Extracted records:
_ _ _

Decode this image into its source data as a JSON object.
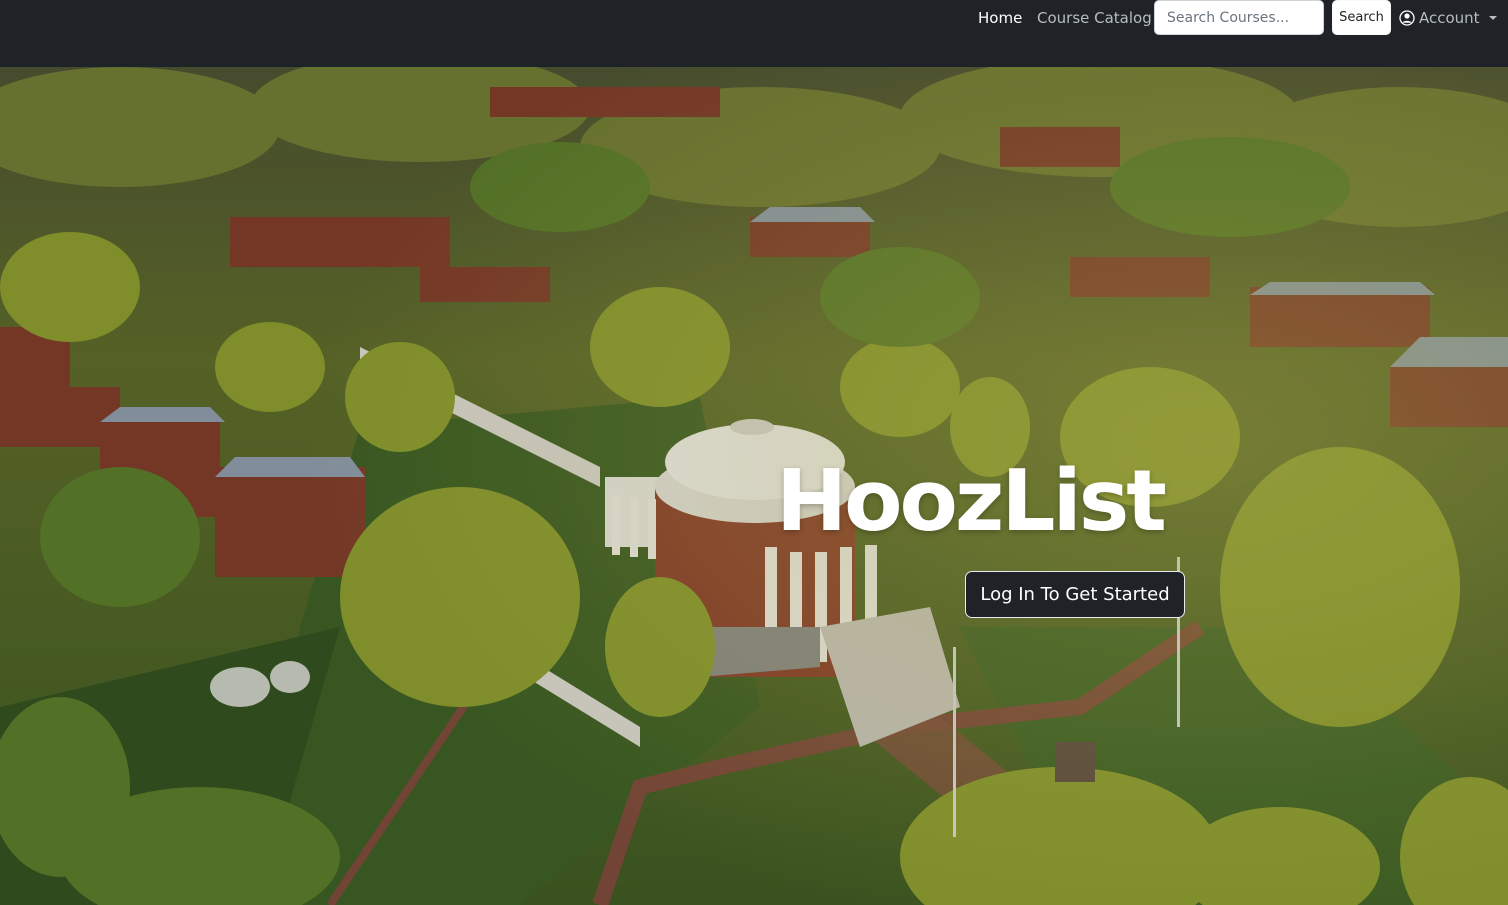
{
  "navbar": {
    "home_label": "Home",
    "catalog_label": "Course Catalog",
    "search_placeholder": "Search Courses...",
    "search_value": "",
    "search_button_label": "Search",
    "account_label": "Account"
  },
  "hero": {
    "title": "HoozList",
    "cta_label": "Log In To Get Started"
  },
  "icons": {
    "account": "person-circle-icon",
    "account_menu": "caret-down-icon"
  },
  "colors": {
    "navbar_bg": "#1f2328",
    "button_dark": "#1f2328",
    "text_light": "#ffffff",
    "text_muted": "#b7bcc2"
  }
}
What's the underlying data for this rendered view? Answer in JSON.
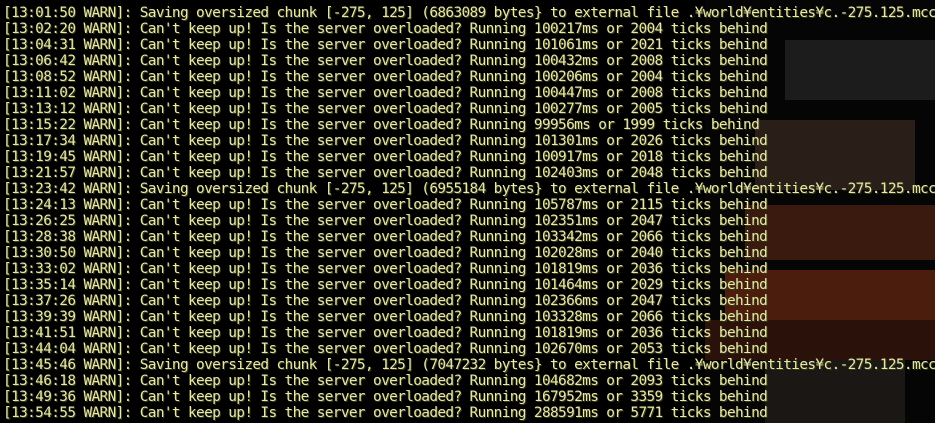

_ _ _

### [Set problem]
Set down all the data again exactly as above, pictures excluded.

### [Task answer]
Decode this image into its source data as a JSON object.
{
  "navbar": {
    "home_label": "Home",
    "catalog_label": "Course Catalog",
    "search_placeholder": "Search Courses...",
    "search_value": "",
    "search_button_label": "Search",
    "account_label": "Account"
  },
  "hero": {
    "title": "HoozList",
    "cta_label": "Log In To Get Started"
  },
  "icons": {
    "account": "person-circle-icon",
    "account_menu": "caret-down-icon"
  },
  "colors": {
    "navbar_bg": "#1f2328",
    "button_dark": "#1f2328",
    "text_light": "#ffffff",
    "text_muted": "#b7bcc2"
  }
}
What's the underlying data for this rendered view? Answer in JSON.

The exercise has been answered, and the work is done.